-- Aim --
Say how many lines include the word "Rysunek", using only a number.

****

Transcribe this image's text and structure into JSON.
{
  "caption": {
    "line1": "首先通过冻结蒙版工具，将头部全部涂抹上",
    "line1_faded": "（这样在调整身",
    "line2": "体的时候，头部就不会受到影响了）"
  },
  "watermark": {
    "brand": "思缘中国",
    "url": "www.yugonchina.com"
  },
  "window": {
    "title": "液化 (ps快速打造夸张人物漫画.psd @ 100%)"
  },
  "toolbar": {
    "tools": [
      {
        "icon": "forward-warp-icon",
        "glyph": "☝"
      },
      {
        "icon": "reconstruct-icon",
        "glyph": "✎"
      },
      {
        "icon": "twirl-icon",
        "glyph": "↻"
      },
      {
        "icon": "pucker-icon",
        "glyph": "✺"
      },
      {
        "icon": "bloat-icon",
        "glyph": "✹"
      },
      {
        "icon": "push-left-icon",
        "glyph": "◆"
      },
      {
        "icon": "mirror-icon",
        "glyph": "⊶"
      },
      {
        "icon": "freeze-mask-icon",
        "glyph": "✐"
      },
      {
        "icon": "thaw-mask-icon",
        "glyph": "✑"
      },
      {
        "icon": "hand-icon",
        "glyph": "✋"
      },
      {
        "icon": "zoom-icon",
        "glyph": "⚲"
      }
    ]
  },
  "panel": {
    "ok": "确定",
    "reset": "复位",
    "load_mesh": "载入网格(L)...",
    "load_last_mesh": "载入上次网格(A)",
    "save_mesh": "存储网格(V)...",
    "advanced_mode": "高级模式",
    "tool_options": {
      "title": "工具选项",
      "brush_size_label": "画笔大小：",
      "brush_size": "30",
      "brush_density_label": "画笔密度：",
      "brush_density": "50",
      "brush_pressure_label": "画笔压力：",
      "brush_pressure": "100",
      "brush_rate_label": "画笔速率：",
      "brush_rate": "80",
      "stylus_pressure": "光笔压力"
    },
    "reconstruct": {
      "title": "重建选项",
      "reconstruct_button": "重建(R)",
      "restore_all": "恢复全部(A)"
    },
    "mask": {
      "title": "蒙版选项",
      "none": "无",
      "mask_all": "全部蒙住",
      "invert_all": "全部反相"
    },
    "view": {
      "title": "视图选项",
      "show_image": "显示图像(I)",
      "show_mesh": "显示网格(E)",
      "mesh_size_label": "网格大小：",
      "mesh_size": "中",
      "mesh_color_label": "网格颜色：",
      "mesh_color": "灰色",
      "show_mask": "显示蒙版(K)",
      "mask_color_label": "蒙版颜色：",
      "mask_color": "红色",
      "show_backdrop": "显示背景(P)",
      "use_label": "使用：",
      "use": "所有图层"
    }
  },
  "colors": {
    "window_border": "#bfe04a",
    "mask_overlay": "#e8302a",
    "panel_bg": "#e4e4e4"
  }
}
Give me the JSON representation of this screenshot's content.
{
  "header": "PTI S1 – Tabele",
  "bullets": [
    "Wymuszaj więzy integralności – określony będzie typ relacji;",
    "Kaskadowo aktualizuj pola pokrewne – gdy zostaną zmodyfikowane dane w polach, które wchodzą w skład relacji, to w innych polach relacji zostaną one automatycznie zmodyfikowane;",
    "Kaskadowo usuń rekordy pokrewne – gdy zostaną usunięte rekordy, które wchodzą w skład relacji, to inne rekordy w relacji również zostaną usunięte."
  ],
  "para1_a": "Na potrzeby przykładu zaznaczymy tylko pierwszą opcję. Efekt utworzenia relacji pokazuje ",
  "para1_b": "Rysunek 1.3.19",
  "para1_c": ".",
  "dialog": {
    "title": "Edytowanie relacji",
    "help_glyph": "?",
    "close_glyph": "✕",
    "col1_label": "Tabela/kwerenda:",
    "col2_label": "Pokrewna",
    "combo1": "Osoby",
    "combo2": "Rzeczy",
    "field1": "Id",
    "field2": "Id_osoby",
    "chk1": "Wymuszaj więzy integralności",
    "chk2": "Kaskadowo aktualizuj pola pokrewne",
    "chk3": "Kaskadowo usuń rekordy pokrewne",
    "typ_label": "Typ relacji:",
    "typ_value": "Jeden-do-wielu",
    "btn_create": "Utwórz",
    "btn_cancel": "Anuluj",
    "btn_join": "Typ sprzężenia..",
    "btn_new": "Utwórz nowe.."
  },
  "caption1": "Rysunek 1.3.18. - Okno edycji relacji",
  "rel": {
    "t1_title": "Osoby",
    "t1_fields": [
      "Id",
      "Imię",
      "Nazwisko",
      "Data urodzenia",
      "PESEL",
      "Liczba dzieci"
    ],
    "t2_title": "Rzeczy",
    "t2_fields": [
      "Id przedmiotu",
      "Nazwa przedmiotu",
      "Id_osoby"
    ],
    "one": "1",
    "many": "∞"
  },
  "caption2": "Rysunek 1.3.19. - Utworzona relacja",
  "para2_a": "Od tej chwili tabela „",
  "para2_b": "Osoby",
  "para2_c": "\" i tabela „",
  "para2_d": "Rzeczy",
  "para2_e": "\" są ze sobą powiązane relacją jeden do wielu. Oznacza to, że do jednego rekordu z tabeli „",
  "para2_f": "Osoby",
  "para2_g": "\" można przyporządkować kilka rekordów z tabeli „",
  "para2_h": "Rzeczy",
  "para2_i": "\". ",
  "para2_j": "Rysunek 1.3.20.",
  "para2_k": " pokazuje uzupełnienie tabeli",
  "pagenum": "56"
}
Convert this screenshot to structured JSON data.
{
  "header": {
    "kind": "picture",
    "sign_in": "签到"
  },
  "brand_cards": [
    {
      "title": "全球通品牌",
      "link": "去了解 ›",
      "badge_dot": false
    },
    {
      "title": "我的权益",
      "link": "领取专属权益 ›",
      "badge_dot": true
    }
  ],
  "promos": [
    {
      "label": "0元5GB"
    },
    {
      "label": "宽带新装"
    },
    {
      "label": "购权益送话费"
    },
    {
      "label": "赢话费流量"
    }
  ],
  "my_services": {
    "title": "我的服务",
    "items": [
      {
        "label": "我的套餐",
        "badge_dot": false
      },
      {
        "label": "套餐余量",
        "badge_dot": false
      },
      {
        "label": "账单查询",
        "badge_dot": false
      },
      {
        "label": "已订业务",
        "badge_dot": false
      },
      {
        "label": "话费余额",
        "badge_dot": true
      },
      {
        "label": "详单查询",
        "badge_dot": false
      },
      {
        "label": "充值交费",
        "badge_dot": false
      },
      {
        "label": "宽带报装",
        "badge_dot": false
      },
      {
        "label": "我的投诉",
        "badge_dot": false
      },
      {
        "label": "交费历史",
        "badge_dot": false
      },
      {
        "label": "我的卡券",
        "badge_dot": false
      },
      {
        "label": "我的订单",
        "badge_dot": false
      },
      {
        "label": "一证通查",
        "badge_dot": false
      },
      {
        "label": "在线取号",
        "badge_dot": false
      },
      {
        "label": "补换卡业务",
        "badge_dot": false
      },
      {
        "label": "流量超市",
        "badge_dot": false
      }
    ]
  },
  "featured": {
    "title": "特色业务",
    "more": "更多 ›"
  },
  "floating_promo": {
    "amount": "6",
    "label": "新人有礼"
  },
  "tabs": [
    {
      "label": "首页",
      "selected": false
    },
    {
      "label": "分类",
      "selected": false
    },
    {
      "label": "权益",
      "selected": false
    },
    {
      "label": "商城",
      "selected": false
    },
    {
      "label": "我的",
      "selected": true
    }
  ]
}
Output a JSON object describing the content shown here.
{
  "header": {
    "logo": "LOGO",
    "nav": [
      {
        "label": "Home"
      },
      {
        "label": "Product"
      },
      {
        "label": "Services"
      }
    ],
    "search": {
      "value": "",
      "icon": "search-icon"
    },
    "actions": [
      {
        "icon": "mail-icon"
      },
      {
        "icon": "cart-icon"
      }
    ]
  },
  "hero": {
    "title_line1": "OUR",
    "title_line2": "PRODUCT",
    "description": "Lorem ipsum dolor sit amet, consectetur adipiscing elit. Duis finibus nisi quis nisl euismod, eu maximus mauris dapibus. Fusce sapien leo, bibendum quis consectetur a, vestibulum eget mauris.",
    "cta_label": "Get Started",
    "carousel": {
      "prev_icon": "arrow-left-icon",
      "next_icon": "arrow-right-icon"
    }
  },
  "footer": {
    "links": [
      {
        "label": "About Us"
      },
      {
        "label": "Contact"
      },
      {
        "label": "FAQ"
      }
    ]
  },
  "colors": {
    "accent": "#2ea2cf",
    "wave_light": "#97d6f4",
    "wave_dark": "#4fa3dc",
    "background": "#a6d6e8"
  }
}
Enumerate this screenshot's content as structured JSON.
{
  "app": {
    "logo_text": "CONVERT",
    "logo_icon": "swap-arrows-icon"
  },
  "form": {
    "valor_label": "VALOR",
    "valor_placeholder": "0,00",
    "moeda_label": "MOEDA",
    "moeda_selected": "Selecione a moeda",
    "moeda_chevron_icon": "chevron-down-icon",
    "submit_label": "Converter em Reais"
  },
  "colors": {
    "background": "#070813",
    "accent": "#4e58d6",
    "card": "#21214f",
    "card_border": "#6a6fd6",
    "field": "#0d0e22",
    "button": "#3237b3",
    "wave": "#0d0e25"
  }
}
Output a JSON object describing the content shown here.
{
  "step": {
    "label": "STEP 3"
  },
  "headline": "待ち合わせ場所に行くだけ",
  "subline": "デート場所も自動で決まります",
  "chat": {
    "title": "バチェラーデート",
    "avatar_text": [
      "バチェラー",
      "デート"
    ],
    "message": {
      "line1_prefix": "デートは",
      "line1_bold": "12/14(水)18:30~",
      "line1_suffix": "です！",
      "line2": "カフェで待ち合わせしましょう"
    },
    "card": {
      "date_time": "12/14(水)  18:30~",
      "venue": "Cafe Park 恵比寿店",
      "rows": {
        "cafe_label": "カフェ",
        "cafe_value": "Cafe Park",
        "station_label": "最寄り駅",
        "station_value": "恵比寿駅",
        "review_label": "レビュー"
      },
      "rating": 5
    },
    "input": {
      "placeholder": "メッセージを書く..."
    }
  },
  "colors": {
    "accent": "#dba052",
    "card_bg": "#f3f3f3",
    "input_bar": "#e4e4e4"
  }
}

****

-- Written answer --
4